Document segment ::
RD: So, that happened on the 4th of July in 1939.

MM: You'll never forget that 4th of July?

RD: No. Then my dad, why then he had no house, but he had a brand new barn he had built two years before that. But he lost the land to the Federal Land Bank and our neighbor bought it, the whole section. We had nice land. He bought it, I think for $3000, 'cause I talked to him lately here before he died. He was 97 years, the neighbor. He was one of the Sein boys, Raymond Sein. There was some Sein's over there by Strasburg and Linton too. Well, they were brothers. When I got up in life and was in business when I met him one day over at the wife's uncle on a Sunday afternoon. He was a widower. I said, "Say, I like to buy that land back that you bought for $3000. I would like to invest some money." I said, "I'll give you $200 an acre." And he says, "No, it's not for sale. I am not gonna sell it, I'm gonna give it to the grandchildren." And that's what they got, too. They got it today.

MM: Interesting. When you look back Ralph, to those early years and think about.... You know, your folks came over as immigrants and settled there in this part of North Dakota and speaking no English and then raising a family, what do you think of their life?

RD: Well, I think it was tough. I think it was really tough. I just sometimes think to myself, how in the world did they do it? How they do it? The way we live today, our life style and the way they had to go through. We got a good touch of it there in our early days, when we were young. And then, the way we live today and how they lived and they were happy people too. They were happy people. And then you can imagine when a man loses his wife and has seven children all under the age of 15, that was pretty darn tough. The girls were only nine and seven. There was no cooking. We sometimes..., oh, we suffered. We had nothing in the house to eat, nothing.

Records for processing ::
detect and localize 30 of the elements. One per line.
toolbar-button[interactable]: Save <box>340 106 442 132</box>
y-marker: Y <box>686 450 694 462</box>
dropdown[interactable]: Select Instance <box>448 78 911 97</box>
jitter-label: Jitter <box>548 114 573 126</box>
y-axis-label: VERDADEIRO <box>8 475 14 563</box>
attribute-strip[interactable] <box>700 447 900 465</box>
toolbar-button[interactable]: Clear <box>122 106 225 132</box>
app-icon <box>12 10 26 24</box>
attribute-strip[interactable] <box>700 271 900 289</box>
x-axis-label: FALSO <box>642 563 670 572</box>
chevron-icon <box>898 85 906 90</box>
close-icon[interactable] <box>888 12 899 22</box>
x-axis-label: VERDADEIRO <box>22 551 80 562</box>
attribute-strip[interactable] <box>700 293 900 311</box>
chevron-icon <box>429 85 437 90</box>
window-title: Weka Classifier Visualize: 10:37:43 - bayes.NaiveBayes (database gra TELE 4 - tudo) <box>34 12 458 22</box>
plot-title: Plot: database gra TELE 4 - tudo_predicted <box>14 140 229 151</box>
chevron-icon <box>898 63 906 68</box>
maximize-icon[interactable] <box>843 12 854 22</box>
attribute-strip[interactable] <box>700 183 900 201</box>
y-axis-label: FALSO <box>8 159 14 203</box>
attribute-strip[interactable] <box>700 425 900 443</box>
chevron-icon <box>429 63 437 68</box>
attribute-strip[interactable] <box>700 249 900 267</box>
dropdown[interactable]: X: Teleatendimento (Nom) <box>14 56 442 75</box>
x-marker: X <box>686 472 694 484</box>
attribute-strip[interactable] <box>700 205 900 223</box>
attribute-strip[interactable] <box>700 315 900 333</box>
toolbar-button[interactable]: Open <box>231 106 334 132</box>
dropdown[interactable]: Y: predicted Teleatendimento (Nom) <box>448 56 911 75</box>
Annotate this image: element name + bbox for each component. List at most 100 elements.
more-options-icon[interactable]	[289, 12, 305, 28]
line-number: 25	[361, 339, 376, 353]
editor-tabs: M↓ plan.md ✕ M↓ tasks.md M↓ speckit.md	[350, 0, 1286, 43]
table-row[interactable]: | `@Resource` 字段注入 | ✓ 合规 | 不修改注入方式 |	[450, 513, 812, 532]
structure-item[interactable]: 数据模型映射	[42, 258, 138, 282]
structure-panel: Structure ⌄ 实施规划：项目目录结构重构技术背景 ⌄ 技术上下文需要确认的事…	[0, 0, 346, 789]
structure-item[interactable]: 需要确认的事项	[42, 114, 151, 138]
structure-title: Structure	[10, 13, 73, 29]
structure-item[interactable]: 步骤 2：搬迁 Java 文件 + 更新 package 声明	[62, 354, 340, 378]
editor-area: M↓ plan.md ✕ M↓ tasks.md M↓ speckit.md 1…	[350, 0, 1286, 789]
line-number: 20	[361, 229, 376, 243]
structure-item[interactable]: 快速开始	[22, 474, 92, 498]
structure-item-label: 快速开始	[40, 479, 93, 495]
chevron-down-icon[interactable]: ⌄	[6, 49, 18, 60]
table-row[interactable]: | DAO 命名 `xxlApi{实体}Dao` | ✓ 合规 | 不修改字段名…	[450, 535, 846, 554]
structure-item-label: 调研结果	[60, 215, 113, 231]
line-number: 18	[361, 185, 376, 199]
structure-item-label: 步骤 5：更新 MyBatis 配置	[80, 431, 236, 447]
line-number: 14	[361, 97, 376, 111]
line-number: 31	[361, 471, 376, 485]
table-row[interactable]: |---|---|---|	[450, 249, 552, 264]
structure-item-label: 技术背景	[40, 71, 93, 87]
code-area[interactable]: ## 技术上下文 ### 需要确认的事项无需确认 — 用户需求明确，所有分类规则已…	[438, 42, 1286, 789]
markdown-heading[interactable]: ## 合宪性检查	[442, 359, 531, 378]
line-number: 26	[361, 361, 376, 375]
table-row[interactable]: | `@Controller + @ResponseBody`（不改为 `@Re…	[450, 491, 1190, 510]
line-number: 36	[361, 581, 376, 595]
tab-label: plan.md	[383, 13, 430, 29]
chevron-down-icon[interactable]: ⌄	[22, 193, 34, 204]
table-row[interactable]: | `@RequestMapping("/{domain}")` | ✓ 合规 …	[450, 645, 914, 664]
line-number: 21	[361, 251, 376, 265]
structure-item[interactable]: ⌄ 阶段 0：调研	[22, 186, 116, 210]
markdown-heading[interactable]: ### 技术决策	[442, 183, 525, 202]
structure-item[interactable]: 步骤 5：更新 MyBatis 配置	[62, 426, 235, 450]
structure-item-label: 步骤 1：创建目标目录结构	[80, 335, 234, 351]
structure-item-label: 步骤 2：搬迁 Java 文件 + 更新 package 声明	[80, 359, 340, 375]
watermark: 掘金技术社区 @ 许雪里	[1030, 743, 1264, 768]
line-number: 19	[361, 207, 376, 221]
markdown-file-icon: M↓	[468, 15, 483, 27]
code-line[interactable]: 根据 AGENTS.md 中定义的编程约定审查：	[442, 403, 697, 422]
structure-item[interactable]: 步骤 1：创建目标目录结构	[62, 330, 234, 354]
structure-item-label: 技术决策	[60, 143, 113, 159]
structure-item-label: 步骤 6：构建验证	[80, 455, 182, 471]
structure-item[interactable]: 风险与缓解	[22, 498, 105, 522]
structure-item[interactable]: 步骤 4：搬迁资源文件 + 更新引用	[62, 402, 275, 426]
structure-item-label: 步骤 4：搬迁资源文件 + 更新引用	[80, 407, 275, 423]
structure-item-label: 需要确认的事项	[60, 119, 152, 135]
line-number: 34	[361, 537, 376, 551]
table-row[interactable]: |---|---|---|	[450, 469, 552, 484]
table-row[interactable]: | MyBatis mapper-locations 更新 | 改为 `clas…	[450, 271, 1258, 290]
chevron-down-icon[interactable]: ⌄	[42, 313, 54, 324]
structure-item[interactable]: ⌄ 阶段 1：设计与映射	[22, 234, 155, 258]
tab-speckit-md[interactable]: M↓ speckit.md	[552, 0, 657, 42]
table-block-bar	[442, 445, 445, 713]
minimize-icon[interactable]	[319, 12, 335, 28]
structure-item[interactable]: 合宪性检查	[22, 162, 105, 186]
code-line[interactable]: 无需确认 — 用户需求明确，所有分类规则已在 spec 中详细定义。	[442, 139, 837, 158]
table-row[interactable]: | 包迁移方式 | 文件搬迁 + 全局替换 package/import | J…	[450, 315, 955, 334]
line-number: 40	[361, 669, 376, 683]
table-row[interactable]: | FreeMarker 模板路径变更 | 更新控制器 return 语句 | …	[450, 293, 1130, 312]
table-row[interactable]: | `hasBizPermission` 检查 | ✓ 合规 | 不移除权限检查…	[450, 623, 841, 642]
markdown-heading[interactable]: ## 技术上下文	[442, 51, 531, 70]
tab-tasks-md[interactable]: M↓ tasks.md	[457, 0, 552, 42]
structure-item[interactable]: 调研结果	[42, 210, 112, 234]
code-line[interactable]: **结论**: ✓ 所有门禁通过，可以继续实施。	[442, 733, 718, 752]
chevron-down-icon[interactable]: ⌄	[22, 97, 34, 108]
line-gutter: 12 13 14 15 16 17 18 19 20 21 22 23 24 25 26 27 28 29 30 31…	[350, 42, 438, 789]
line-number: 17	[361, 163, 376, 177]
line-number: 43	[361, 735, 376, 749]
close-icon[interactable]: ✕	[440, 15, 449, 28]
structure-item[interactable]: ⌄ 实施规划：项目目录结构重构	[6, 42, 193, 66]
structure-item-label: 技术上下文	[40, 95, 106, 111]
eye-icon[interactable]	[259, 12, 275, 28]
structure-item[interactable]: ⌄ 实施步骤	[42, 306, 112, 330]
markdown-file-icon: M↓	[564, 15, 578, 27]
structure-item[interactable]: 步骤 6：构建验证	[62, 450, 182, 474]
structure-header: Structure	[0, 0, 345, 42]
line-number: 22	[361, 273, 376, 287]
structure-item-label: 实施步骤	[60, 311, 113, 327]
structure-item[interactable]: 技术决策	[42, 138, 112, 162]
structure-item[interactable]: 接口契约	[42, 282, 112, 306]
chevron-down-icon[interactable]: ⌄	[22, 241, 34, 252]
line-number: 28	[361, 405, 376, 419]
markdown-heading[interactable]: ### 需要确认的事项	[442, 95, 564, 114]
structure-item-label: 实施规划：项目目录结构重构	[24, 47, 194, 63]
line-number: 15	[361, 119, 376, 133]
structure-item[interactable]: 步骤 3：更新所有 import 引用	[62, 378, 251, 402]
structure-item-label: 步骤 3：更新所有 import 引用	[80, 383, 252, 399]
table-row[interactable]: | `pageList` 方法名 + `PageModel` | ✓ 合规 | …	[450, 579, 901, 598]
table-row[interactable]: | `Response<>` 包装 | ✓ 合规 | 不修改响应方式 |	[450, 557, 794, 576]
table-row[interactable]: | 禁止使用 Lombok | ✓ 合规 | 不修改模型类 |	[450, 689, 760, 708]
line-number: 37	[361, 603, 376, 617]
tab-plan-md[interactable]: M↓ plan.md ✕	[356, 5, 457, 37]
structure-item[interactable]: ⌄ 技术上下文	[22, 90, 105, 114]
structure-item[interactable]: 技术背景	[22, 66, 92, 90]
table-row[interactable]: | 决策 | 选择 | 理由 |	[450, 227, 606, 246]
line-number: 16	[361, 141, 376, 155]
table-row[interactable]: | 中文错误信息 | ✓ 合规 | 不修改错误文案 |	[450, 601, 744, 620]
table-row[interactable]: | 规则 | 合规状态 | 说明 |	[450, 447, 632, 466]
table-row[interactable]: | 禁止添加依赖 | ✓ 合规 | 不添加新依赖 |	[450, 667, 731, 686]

Things to do ::
1 - In the interview, what price per acre did Ralph offer the neighbor to buy back the land?
2 - Write out the entries word for word, starting with their first line and going on through the line containing "339, 376, 353]", with both of those lines included.
The interview and the entries are unrelated to each other.

Solved tasks ::
1 - He offered $200 an acre.

2 -
detect and localize 30 of the elements. One per line.
toolbar-button[interactable]: Save <box>340 106 442 132</box>
y-marker: Y <box>686 450 694 462</box>
dropdown[interactable]: Select Instance <box>448 78 911 97</box>
jitter-label: Jitter <box>548 114 573 126</box>
y-axis-label: VERDADEIRO <box>8 475 14 563</box>
attribute-strip[interactable] <box>700 447 900 465</box>
toolbar-button[interactable]: Clear <box>122 106 225 132</box>
app-icon <box>12 10 26 24</box>
attribute-strip[interactable] <box>700 271 900 289</box>
x-axis-label: FALSO <box>642 563 670 572</box>
chevron-icon <box>898 85 906 90</box>
close-icon[interactable] <box>888 12 899 22</box>
x-axis-label: VERDADEIRO <box>22 551 80 562</box>
attribute-strip[interactable] <box>700 293 900 311</box>
chevron-icon <box>429 85 437 90</box>
window-title: Weka Classifier Visualize: 10:37:43 - bayes.NaiveBayes (database gra TELE 4 - tudo) <box>34 12 458 22</box>
plot-title: Plot: database gra TELE 4 - tudo_predicted <box>14 140 229 151</box>
chevron-icon <box>898 63 906 68</box>
maximize-icon[interactable] <box>843 12 854 22</box>
attribute-strip[interactable] <box>700 183 900 201</box>
y-axis-label: FALSO <box>8 159 14 203</box>
attribute-strip[interactable] <box>700 425 900 443</box>
chevron-icon <box>429 63 437 68</box>
attribute-strip[interactable] <box>700 249 900 267</box>
dropdown[interactable]: X: Teleatendimento (Nom) <box>14 56 442 75</box>
x-marker: X <box>686 472 694 484</box>
attribute-strip[interactable] <box>700 205 900 223</box>
attribute-strip[interactable] <box>700 315 900 333</box>
toolbar-button[interactable]: Open <box>231 106 334 132</box>
dropdown[interactable]: Y: predicted Teleatendimento (Nom) <box>448 56 911 75</box>
Annotate this image: element name + bbox for each component. List at most 100 elements.
more-options-icon[interactable]	[289, 12, 305, 28]
line-number: 25	[361, 339, 376, 353]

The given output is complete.